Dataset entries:
+ + +

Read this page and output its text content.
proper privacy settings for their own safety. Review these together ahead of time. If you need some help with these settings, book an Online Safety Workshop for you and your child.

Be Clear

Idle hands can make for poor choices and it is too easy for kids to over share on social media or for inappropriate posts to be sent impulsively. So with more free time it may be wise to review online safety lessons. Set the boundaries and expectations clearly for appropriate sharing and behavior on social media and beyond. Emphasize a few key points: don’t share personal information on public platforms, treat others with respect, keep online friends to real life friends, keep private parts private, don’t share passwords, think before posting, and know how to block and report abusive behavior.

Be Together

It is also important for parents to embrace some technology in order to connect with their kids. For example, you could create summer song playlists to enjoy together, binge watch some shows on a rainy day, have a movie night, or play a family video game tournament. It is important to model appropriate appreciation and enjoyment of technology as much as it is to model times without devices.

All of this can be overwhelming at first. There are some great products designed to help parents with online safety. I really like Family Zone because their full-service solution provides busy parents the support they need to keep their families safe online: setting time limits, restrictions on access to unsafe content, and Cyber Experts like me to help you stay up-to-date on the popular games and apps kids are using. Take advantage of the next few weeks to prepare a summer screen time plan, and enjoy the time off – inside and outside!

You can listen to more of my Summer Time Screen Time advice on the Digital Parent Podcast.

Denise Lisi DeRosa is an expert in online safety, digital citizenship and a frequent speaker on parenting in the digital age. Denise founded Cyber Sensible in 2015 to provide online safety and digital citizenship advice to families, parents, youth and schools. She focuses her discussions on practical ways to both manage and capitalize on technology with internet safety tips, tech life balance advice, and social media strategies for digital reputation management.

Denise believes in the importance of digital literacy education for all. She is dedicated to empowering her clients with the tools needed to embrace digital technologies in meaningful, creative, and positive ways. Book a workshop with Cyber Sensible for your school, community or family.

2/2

+ + +

Recopy the entries above in their entirety, exactly.

Read this page and output its text content.
proper privacy settings for their own safety. Review these together ahead of time. If you need some help with these settings, book an Online Safety Workshop for you and your child.

Be Clear

Idle hands can make for poor choices and it is too easy for kids to over share on social media or for inappropriate posts to be sent impulsively. So with more free time it may be wise to review online safety lessons. Set the boundaries and expectations clearly for appropriate sharing and behavior on social media and beyond. Emphasize a few key points: don’t share personal information on public platforms, treat others with respect, keep online friends to real life friends, keep private parts private, don’t share passwords, think before posting, and know how to block and report abusive behavior.

Be Together

It is also important for parents to embrace some technology in order to connect with their kids. For example, you could create summer song playlists to enjoy together, binge watch some shows on a rainy day, have a movie night, or play a family video game tournament. It is important to model appropriate appreciation and enjoyment of technology as much as it is to model times without devices.

All of this can be overwhelming at first. There are some great products designed to help parents with online safety. I really like Family Zone because their full-service solution provides busy parents the support they need to keep their families safe online: setting time limits, restrictions on access to unsafe content, and Cyber Experts like me to help you stay up-to-date on the popular games and apps kids are using. Take advantage of the next few weeks to prepare a summer screen time plan, and enjoy the time off – inside and outside!

You can listen to more of my Summer Time Screen Time advice on the Digital Parent Podcast.

Denise Lisi DeRosa is an expert in online safety, digital citizenship and a frequent speaker on parenting in the digital age. Denise founded Cyber Sensible in 2015 to provide online safety and digital citizenship advice to families, parents, youth and schools. She focuses her discussions on practical ways to both manage and capitalize on technology with internet safety tips, tech life balance advice, and social media strategies for digital reputation management.

Denise believes in the importance of digital literacy education for all. She is dedicated to empowering her clients with the tools needed to embrace digital technologies in meaningful, creative, and positive ways. Book a workshop with Cyber Sensible for your school, community or family.

2/2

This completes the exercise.